• **Records**:
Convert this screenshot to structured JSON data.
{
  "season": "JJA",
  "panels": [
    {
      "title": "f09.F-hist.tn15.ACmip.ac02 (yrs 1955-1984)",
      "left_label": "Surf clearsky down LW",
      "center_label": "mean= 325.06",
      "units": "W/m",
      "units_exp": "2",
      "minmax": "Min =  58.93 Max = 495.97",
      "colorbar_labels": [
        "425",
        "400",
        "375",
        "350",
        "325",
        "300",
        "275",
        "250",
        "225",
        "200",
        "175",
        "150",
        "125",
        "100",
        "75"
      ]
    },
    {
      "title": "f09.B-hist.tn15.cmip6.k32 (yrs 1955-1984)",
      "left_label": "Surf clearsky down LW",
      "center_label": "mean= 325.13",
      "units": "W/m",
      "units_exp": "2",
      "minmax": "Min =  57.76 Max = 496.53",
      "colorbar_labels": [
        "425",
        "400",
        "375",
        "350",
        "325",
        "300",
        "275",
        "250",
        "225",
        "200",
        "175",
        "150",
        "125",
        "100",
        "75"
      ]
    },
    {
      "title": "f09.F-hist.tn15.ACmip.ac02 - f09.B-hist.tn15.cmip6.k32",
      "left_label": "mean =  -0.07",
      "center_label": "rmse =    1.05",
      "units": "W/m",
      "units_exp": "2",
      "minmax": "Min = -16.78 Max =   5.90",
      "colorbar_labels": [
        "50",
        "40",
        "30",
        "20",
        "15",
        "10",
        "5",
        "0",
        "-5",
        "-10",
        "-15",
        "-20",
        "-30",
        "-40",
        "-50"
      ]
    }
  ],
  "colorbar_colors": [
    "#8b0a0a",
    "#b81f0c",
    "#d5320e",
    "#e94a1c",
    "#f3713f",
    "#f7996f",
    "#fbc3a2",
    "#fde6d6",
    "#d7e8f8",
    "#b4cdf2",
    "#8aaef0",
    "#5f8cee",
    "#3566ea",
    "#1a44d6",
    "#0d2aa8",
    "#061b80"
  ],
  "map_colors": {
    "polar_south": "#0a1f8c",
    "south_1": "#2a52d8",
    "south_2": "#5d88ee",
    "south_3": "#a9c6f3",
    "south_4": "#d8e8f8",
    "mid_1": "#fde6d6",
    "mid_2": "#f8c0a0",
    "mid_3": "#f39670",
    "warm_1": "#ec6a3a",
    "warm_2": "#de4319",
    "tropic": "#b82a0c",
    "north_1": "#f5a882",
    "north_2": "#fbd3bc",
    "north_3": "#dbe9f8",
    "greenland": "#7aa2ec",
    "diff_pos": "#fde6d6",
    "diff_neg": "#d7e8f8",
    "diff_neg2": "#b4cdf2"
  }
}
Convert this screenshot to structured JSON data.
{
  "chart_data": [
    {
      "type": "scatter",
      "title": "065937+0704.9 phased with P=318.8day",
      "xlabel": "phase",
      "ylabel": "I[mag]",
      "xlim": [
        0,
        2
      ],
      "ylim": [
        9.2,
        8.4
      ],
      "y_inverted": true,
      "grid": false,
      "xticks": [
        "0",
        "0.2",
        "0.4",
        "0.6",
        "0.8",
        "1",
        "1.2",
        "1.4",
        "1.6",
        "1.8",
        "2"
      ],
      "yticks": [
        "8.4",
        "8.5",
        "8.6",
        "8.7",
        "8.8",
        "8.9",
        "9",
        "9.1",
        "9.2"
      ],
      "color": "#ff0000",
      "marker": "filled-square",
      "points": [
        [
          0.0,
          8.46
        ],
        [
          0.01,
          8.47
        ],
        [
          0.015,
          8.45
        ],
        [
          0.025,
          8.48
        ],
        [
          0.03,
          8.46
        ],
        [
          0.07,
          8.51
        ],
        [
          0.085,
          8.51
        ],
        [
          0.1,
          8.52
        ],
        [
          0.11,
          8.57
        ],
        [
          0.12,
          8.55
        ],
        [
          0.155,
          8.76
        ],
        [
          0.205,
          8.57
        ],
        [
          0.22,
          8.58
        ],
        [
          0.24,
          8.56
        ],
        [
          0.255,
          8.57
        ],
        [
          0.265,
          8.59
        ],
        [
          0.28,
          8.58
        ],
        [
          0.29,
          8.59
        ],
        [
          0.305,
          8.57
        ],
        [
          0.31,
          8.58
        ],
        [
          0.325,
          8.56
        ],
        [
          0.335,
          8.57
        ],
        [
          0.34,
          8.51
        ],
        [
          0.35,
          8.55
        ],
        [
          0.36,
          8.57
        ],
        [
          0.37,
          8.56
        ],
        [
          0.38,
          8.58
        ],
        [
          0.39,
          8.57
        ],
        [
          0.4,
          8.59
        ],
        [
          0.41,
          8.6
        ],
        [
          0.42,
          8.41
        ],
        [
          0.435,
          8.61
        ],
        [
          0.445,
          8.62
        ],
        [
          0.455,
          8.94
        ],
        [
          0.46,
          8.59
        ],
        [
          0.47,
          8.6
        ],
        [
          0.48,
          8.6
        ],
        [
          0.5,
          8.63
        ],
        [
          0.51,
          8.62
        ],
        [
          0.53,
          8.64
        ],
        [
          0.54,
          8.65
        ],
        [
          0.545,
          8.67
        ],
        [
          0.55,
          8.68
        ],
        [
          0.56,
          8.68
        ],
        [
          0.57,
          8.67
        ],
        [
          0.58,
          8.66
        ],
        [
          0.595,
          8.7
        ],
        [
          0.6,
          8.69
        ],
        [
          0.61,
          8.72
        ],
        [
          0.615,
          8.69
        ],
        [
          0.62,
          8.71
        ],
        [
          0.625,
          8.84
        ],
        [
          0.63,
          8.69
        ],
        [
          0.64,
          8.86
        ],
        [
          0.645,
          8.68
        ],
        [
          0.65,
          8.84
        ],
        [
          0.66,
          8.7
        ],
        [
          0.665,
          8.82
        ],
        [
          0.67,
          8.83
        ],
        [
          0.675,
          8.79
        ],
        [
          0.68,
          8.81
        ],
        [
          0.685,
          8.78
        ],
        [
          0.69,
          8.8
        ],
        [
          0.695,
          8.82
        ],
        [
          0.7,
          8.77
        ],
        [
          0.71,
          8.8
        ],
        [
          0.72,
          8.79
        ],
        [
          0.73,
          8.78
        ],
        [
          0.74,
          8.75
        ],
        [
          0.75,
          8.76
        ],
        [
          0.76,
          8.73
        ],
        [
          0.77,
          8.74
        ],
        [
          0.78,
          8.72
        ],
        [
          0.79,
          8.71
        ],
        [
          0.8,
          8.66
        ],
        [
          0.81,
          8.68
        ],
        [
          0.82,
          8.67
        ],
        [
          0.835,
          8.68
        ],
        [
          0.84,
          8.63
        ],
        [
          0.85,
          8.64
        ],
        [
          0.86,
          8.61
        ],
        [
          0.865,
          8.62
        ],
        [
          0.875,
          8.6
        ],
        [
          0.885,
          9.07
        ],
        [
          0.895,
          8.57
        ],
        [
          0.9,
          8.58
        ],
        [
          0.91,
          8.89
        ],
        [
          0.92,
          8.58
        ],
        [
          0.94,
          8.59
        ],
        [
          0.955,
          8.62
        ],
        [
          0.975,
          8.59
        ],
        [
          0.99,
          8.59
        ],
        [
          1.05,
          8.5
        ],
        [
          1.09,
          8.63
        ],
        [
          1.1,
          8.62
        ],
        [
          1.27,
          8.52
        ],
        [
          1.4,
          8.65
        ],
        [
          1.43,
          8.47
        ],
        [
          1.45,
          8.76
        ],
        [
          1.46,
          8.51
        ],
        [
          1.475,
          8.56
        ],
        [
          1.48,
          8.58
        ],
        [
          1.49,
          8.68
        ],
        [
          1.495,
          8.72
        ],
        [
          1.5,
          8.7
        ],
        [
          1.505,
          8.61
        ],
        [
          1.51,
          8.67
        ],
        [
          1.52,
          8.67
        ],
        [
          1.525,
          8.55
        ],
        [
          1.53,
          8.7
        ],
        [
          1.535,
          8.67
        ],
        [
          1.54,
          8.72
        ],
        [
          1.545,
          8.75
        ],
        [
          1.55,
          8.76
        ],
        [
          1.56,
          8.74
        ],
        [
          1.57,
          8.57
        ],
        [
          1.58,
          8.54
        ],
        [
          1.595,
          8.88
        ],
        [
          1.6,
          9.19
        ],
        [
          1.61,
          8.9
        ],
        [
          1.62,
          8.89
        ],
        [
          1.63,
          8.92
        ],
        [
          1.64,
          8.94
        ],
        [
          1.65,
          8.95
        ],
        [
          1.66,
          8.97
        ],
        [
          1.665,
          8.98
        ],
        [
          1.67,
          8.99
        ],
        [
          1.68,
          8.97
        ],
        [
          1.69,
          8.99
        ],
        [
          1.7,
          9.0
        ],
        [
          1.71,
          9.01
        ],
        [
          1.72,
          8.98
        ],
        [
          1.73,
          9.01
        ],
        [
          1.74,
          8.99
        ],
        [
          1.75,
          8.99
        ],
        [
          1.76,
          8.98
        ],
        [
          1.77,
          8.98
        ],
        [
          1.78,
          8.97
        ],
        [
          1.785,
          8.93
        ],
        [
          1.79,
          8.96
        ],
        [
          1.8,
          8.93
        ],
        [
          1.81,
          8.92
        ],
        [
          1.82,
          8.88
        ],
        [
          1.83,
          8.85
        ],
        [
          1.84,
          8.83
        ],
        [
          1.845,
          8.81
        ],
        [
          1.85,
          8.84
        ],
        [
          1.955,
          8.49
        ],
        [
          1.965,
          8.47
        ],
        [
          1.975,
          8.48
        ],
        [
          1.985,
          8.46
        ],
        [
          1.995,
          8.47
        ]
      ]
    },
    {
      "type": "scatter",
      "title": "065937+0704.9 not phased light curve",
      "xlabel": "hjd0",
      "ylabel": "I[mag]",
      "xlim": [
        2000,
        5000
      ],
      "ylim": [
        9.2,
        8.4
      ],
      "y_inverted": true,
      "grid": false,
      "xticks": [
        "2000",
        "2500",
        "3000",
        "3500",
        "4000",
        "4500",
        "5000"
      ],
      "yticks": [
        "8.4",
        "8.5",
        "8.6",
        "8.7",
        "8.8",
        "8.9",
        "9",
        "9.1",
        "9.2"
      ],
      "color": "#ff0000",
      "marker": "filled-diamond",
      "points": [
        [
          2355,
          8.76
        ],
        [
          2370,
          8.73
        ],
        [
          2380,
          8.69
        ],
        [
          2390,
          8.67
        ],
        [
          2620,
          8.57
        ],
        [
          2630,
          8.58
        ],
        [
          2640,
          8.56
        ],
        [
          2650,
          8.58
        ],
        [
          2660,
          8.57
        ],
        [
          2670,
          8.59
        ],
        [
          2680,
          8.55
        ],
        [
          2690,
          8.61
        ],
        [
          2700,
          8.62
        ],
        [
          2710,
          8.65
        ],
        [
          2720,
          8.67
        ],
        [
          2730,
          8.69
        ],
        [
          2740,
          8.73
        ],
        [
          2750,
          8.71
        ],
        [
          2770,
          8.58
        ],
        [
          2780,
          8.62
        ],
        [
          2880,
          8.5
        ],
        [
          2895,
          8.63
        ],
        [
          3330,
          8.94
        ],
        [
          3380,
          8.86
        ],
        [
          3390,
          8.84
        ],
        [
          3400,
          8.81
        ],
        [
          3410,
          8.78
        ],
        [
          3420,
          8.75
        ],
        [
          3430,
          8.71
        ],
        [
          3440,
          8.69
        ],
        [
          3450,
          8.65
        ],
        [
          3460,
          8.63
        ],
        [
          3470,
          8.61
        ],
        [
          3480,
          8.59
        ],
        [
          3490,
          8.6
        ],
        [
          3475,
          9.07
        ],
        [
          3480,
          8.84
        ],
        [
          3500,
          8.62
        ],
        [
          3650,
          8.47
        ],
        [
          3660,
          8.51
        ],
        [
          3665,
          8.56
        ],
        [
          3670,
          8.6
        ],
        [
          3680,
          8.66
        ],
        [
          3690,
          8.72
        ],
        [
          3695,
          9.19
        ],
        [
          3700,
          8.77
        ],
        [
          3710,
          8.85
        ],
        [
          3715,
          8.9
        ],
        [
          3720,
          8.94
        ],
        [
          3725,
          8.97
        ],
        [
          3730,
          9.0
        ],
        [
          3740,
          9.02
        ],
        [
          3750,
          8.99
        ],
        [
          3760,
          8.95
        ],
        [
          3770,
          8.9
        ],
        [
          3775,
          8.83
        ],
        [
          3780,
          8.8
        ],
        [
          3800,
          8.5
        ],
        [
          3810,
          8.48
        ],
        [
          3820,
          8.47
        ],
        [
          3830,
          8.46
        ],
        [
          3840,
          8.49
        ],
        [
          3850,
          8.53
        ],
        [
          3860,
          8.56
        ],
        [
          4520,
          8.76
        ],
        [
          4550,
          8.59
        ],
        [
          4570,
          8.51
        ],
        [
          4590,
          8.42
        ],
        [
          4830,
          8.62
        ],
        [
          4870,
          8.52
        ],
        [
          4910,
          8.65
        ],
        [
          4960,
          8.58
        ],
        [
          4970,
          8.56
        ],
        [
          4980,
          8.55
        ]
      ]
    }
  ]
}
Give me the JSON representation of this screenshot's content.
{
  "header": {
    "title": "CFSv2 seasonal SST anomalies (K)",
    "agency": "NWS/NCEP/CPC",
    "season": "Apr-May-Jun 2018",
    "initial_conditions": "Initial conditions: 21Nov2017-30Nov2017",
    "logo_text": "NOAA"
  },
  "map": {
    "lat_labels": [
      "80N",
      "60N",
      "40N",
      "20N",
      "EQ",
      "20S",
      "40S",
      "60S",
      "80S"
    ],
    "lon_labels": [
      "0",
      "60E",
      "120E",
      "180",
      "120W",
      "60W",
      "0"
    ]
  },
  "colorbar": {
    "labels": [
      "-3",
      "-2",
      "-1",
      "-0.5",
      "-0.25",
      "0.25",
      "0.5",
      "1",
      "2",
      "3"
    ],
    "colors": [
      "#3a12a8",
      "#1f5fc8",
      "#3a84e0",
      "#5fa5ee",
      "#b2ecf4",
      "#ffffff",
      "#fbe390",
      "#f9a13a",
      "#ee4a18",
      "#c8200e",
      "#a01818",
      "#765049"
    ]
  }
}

• **The problem**:
Every line from the one containing "Give me the" through the end of the data must be repeated exactly, and no other line.

• **Written answer**:
Give me the JSON representation of this screenshot's content.
{
  "header": {
    "title": "CFSv2 seasonal SST anomalies (K)",
    "agency": "NWS/NCEP/CPC",
    "season": "Apr-May-Jun 2018",
    "initial_conditions": "Initial conditions: 21Nov2017-30Nov2017",
    "logo_text": "NOAA"
  },
  "map": {
    "lat_labels": [
      "80N",
      "60N",
      "40N",
      "20N",
      "EQ",
      "20S",
      "40S",
      "60S",
      "80S"
    ],
    "lon_labels": [
      "0",
      "60E",
      "120E",
      "180",
      "120W",
      "60W",
      "0"
    ]
  },
  "colorbar": {
    "labels": [
      "-3",
      "-2",
      "-1",
      "-0.5",
      "-0.25",
      "0.25",
      "0.5",
      "1",
      "2",
      "3"
    ],
    "colors": [
      "#3a12a8",
      "#1f5fc8",
      "#3a84e0",
      "#5fa5ee",
      "#b2ecf4",
      "#ffffff",
      "#fbe390",
      "#f9a13a",
      "#ee4a18",
      "#c8200e",
      "#a01818",
      "#765049"
    ]
  }
}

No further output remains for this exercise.